Exercise brief: In the records below, find each line containing the word "fuga" and copy it.

Data entries:

/---

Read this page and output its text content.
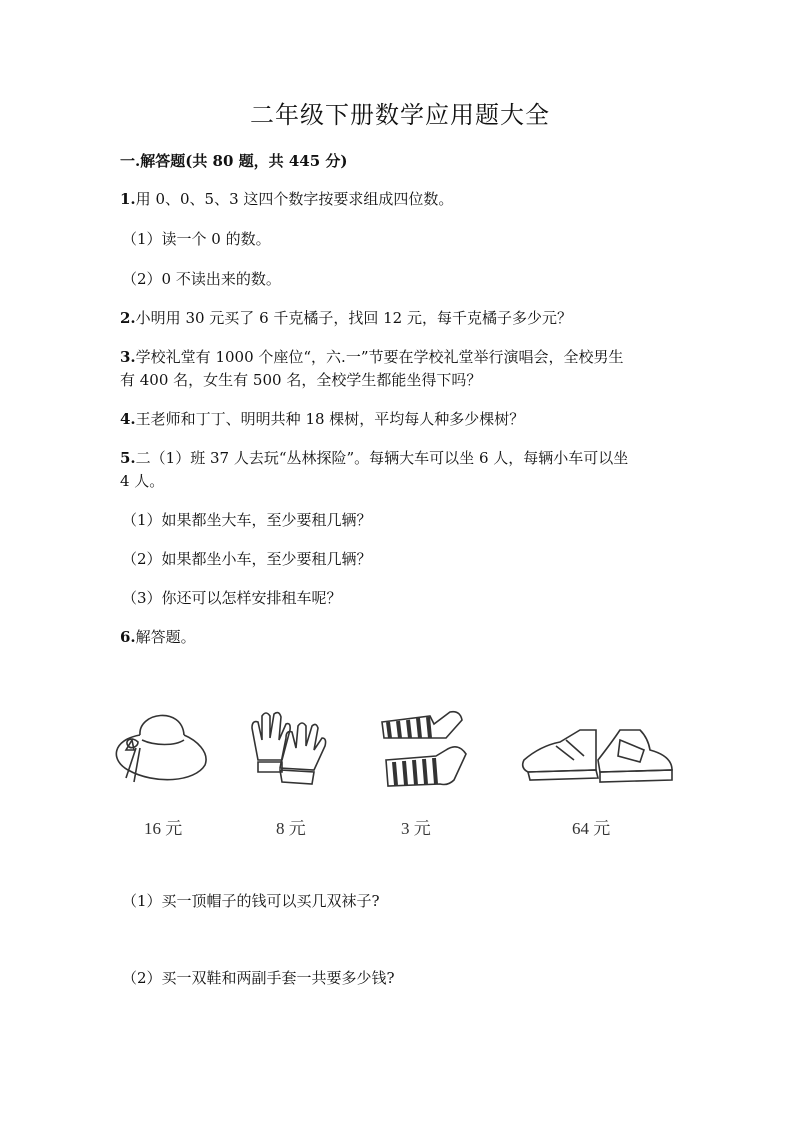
二年级下册数学应用题大全
一.解答题(共 80 题，共 445 分)
1.用 0、0、5、3 这四个数字按要求组成四位数。
（1）读一个 0 的数。
（2）0 不读出来的数。
2.小明用 30 元买了 6 千克橘子，找回 12 元，每千克橘子多少元？
3.学校礼堂有 1000 个座位“，六.一”节要在学校礼堂举行演唱会，全校男生
有 400 名，女生有 500 名，全校学生都能坐得下吗？
4.王老师和丁丁、明明共种 18 棵树，平均每人种多少棵树？
5.二（1）班 37 人去玩“丛林探险”。每辆大车可以坐 6 人，每辆小车可以坐
4 人。
（1）如果都坐大车，至少要租几辆？
（2）如果都坐小车，至少要租几辆？
（3）你还可以怎样安排租车呢？
6.解答题。
16 元	8 元	3 元	64 元
（1）买一顶帽子的钱可以买几双袜子?
（2）买一双鞋和两副手套一共要多少钱?
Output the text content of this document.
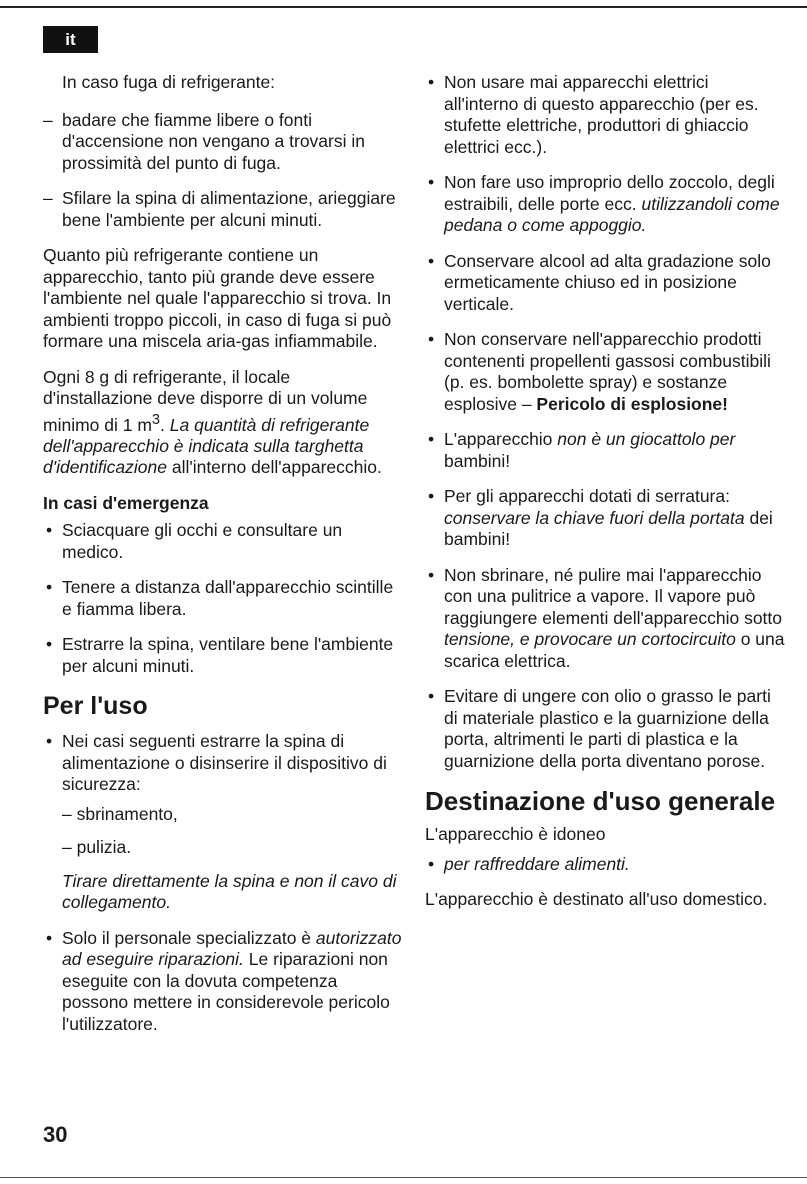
it

In caso fuga di refrigerante:

– badare che fiamme libere o fonti d'accensione non vengano a trovarsi in prossimità del punto di fuga.
– Sfilare la spina di alimentazione, arieggiare bene l'ambiente per alcuni minuti.

Quanto più refrigerante contiene un apparecchio, tanto più grande deve essere l'ambiente nel quale l'apparecchio si trova. In ambienti troppo piccoli, in caso di fuga si può formare una miscela aria-gas infiammabile.

Ogni 8 g di refrigerante, il locale d'installazione deve disporre di un volume minimo di 1 $m^3$. La quantità di refrigerante dell'apparecchio è indicata sulla targhetta d'identificazione all'interno dell'apparecchio.

In casi d'emergenza
• Sciacquare gli occhi e consultare un medico.
• Tenere a distanza dall'apparecchio scintille e fiamma libera.
• Estrarre la spina, ventilare bene l'ambiente per alcuni minuti.
Per l'uso
• Nei casi seguenti estrarre la spina di alimentazione o disinserire il dispositivo di sicurezza:
– sbrinamento,
– pulizia.
Tirare direttamente la spina e non il cavo di collegamento.
• Solo il personale specializzato è autorizzato ad eseguire riparazioni. Le riparazioni non eseguite con la dovuta competenza possono mettere in considerevole pericolo l'utilizzatore.
• Non usare mai apparecchi elettrici all'interno di questo apparecchio (per es. stufette elettriche, produttori di ghiaccio elettrici ecc.).
• Non fare uso improprio dello zoccolo, degli estraibili, delle porte ecc. utilizzandoli come pedana o come appoggio.
• Conservare alcool ad alta gradazione solo ermeticamente chiuso ed in posizione verticale.
• Non conservare nell'apparecchio prodotti contenenti propellenti gassosi combustibili (p. es. bombolette spray) e sostanze esplosive – Pericolo di esplosione!
• L'apparecchio non è un giocattolo per bambini!
• Per gli apparecchi dotati di serratura: conservare la chiave fuori della portata dei bambini!
• Non sbrinare, né pulire mai l'apparecchio con una pulitrice a vapore. Il vapore può raggiungere elementi dell'apparecchio sotto tensione, e provocare un cortocircuito o una scarica elettrica.
• Evitare di ungere con olio o grasso le parti di materiale plastico e la guarnizione della porta, altrimenti le parti di plastica e la guarnizione della porta diventano porose.
Destinazione d'uso generale

L'apparecchio è idoneo

• per raffreddare alimenti.

L'apparecchio è destinato all'uso domestico.

30
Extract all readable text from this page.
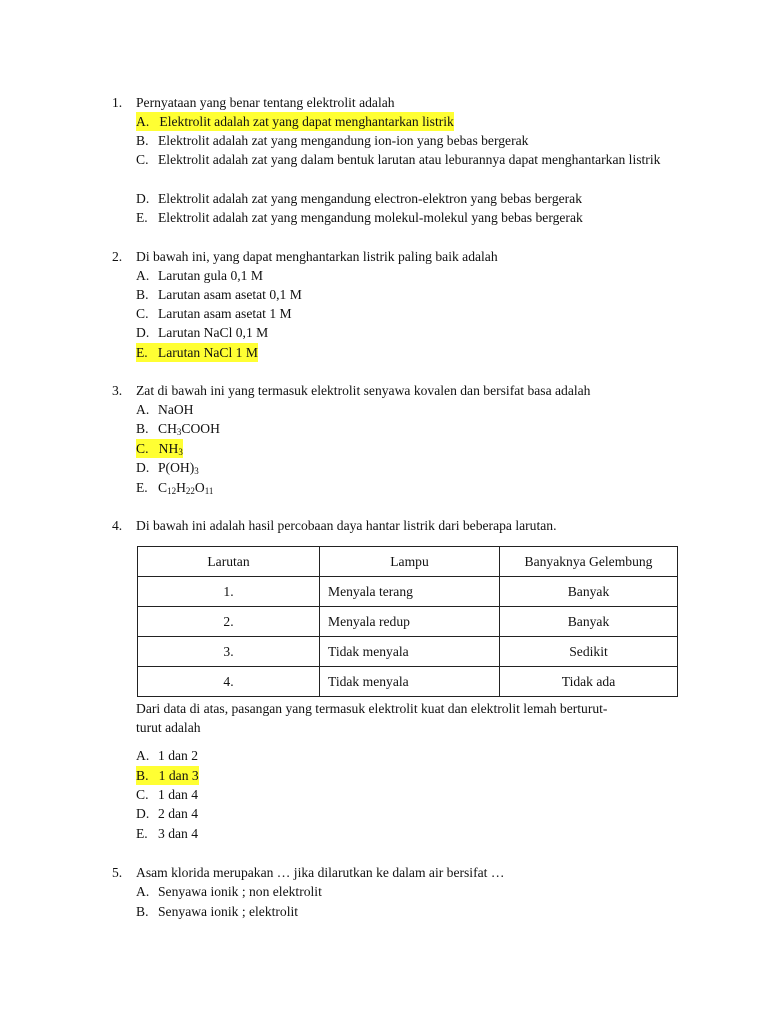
1. Pernyataan yang benar tentang elektrolit adalah
A. Elektrolit adalah zat yang dapat menghantarkan listrik
B. Elektrolit adalah zat yang mengandung ion-ion yang bebas bergerak
C. Elektrolit adalah zat yang dalam bentuk larutan atau leburannya dapat menghantarkan listrik
D. Elektrolit adalah zat yang mengandung electron-elektron yang bebas bergerak
E. Elektrolit adalah zat yang mengandung molekul-molekul yang bebas bergerak
2. Di bawah ini, yang dapat menghantarkan listrik paling baik adalah
A. Larutan gula 0,1 M
B. Larutan asam asetat 0,1 M
C. Larutan asam asetat 1 M
D. Larutan NaCl 0,1 M
E. Larutan NaCl 1 M
3. Zat di bawah ini yang termasuk elektrolit senyawa kovalen dan bersifat basa adalah
A. NaOH
B. $CH_3COOH$
C. $NH_3$
D. $P(OH)_3$
E. $C_{12}H_{22}O_{11}$
4. Di bawah ini adalah hasil percobaan daya hantar listrik dari beberapa larutan.
Larutan	Lampu	Banyaknya Gelembung
1.	Menyala terang	Banyak
2.	Menyala redup	Banyak
3.	Tidak menyala	Sedikit
4.	Tidak menyala	Tidak ada
Dari data di atas, pasangan yang termasuk elektrolit kuat dan elektrolit lemah berturut-
turut adalah
A. 1 dan 2
B. 1 dan 3
C. 1 dan 4
D. 2 dan 4
E. 3 dan 4
5. Asam klorida merupakan … jika dilarutkan ke dalam air bersifat …
A. Senyawa ionik ; non elektrolit
B. Senyawa ionik ; elektrolit
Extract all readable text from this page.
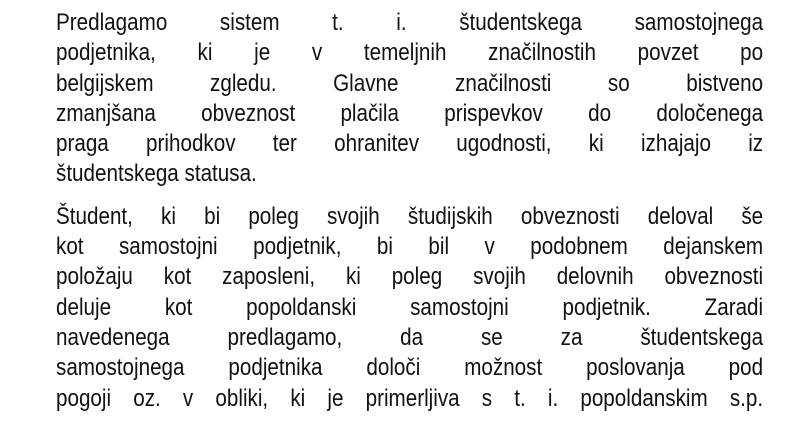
Predlagamo sistem t. i. študentskega samostojnega
podjetnika, ki je v temeljnih značilnostih povzet po
belgijskem zgledu. Glavne značilnosti so bistveno
zmanjšana obveznost plačila prispevkov do določenega
praga prihodkov ter ohranitev ugodnosti, ki izhajajo iz
študentskega statusa.
Študent, ki bi poleg svojih študijskih obveznosti deloval še
kot samostojni podjetnik, bi bil v podobnem dejanskem
položaju kot zaposleni, ki poleg svojih delovnih obveznosti
deluje kot popoldanski samostojni podjetnik. Zaradi
navedenega predlagamo, da se za študentskega
samostojnega podjetnika določi možnost poslovanja pod
pogoji oz. v obliki, ki je primerljiva s t. i. popoldanskim s.p.
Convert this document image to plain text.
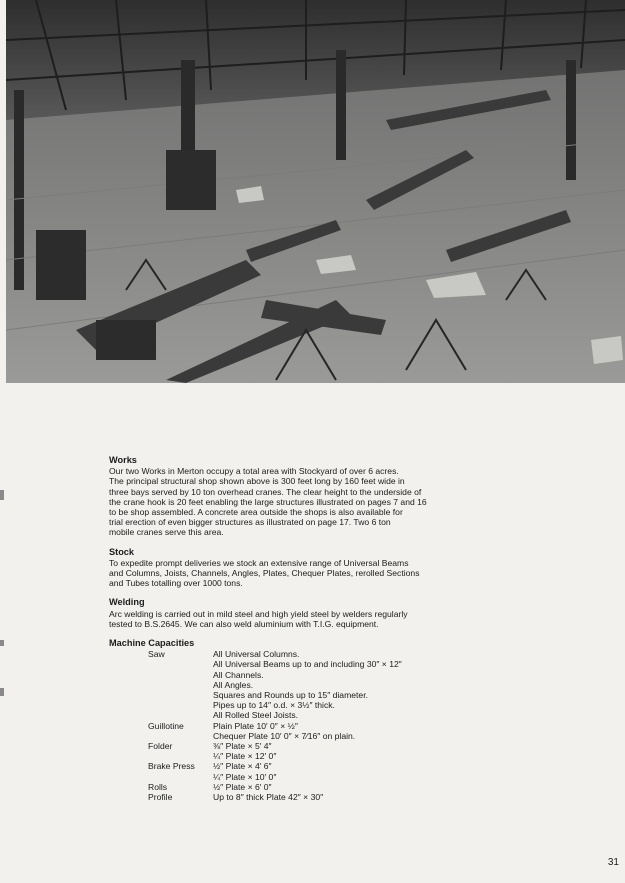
Works

Our two Works in Merton occupy a total area with Stockyard of over 6 acres.
The principal structural shop shown above is 300 feet long by 160 feet wide in
three bays served by 10 ton overhead cranes. The clear height to the underside of
the crane hook is 20 feet enabling the large structures illustrated on pages 7 and 16
to be shop assembled. A concrete area outside the shops is also available for
trial erection of even bigger structures as illustrated on page 17. Two 6 ton
mobile cranes serve this area.

Stock

To expedite prompt deliveries we stock an extensive range of Universal Beams
and Columns, Joists, Channels, Angles, Plates, Chequer Plates, rerolled Sections
and Tubes totalling over 1000 tons.

Welding

Arc welding is carried out in mild steel and high yield steel by welders regularly
tested to B.S.2645. We can also weld aluminium with T.I.G. equipment.

Machine Capacities

Saw	All Universal Columns.
	All Universal Beams up to and including 30″ × 12″
	All Channels.
	All Angles.
	Squares and Rounds up to 15″ diameter.
	Pipes up to 14″ o.d. × 3½″ thick.
	All Rolled Steel Joists.
Guillotine	Plain Plate 10′ 0″ × ½″
	Chequer Plate 10′ 0″ × 7⁄16″ on plain.
Folder	⅜″ Plate × 5′ 4″
	¼″ Plate × 12′ 0″
Brake Press	½″ Plate × 4′ 6″
	¼″ Plate × 10′ 0″
Rolls	½″ Plate × 6′ 0″
Profile	Up to 8″ thick Plate 42″ × 30″
31
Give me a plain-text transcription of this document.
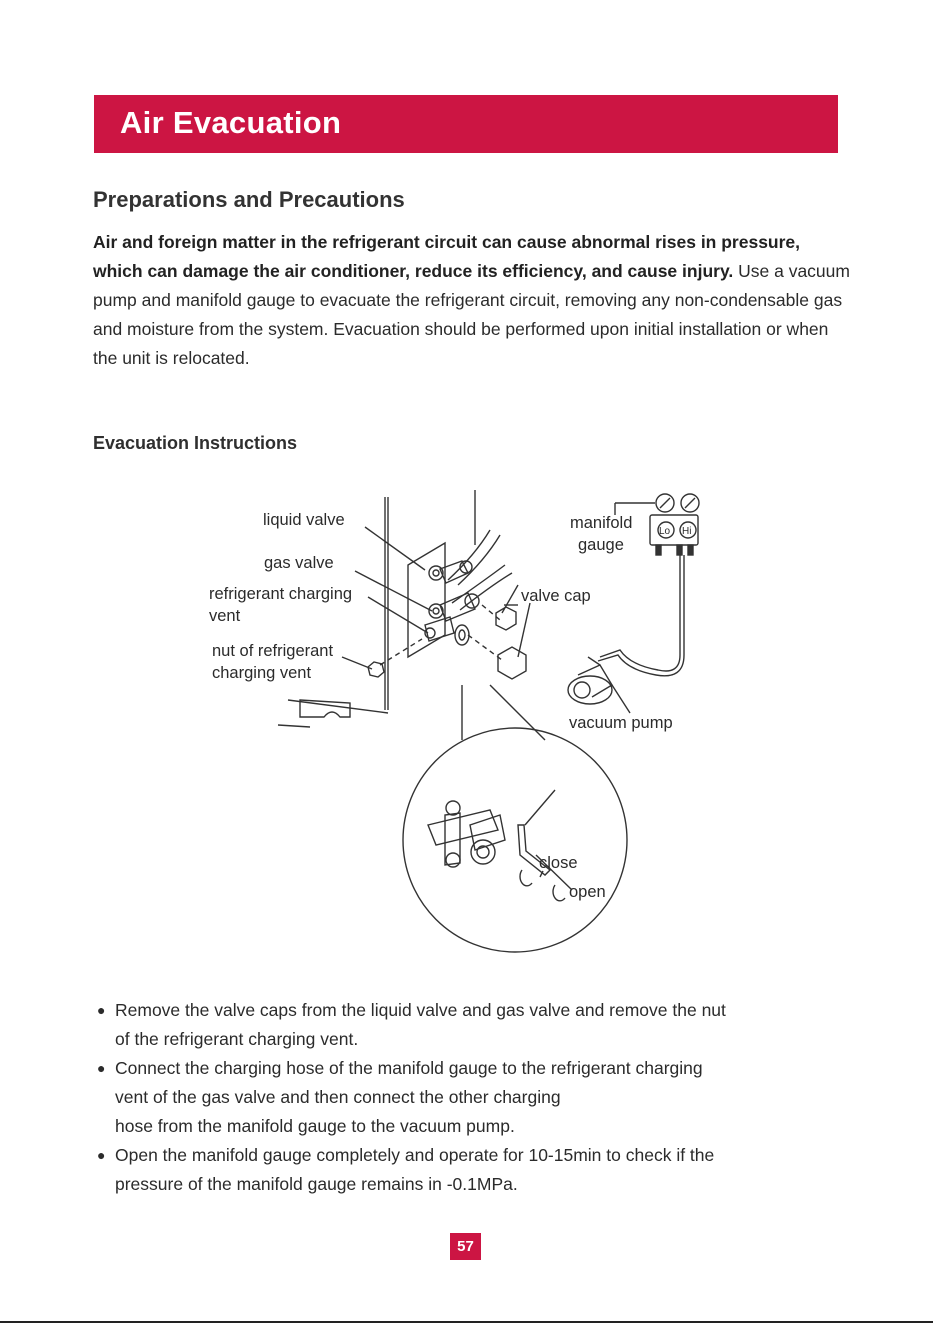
Air Evacuation
Preparations and Precautions
Air and foreign matter in the refrigerant circuit can cause abnormal rises in pressure, which can damage the air conditioner, reduce its efficiency, and cause injury. Use a vacuum pump and manifold gauge to evacuate the refrigerant circuit, removing any non-condensable gas and moisture from the system. Evacuation should be performed upon initial installation or when the unit is relocated.
Evacuation Instructions
liquid valve
gas valve
refrigerant charging
vent
nut of refrigerant
charging vent
manifold
gauge
Lo Hi
valve cap
vacuum pump
close
open
● Remove the valve caps from the liquid valve and gas valve and remove the nut
of the refrigerant charging vent.
● Connect the charging hose of the manifold gauge to the refrigerant charging
vent of the gas valve and then connect the other charging
hose from the manifold gauge to the vacuum pump.
● Open the manifold gauge completely and operate for 10-15min to check if the
pressure of the manifold gauge remains in -0.1MPa.
57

\---

The completed task:
In caso fuga di refrigerante:
– badare che fiamme libere o fonti d'accensione non vengano a trovarsi in prossimità del punto di fuga.
Quanto più refrigerante contiene un apparecchio, tanto più grande deve essere l'ambiente nel quale l'apparecchio si trova. In ambienti troppo piccoli, in caso di fuga si può formare una miscela aria-gas infiammabile.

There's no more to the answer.